◆ **Instructions for the task**: Sort through the entries below and pull out lines containing the word "JSON".

____________

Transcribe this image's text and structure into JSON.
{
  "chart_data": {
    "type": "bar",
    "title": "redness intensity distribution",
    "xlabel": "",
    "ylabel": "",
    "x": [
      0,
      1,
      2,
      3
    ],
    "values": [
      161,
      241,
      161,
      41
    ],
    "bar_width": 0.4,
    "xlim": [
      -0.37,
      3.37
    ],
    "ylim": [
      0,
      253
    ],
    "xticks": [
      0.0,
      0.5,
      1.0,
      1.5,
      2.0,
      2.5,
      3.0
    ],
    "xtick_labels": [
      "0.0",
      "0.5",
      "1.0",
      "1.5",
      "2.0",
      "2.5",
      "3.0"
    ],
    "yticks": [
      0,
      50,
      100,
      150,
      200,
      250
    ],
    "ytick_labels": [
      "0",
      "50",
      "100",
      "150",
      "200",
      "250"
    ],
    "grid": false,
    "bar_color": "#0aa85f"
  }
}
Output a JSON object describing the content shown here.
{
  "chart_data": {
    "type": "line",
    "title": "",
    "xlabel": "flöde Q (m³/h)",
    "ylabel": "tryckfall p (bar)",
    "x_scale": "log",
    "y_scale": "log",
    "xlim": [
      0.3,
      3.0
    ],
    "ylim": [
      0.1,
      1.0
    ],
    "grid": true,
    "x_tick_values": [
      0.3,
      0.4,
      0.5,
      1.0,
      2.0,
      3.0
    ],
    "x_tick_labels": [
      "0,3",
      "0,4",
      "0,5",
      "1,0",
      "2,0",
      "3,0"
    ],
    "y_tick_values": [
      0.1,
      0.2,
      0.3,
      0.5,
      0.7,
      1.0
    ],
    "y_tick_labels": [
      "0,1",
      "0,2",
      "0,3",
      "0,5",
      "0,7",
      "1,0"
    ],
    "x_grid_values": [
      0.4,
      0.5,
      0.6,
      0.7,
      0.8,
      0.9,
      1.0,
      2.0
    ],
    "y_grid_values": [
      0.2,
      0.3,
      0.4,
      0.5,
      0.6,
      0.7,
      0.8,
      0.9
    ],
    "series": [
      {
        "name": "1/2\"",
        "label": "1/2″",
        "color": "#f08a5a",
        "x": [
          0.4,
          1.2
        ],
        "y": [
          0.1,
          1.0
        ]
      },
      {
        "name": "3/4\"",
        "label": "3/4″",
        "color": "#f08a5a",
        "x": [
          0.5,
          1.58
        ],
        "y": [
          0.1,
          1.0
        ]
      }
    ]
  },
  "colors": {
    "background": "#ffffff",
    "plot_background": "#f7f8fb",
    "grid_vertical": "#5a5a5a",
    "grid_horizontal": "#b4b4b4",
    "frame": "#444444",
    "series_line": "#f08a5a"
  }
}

____________

◆ **Written answer**:
Transcribe this image's text and structure into JSON.
Output a JSON object describing the content shown here.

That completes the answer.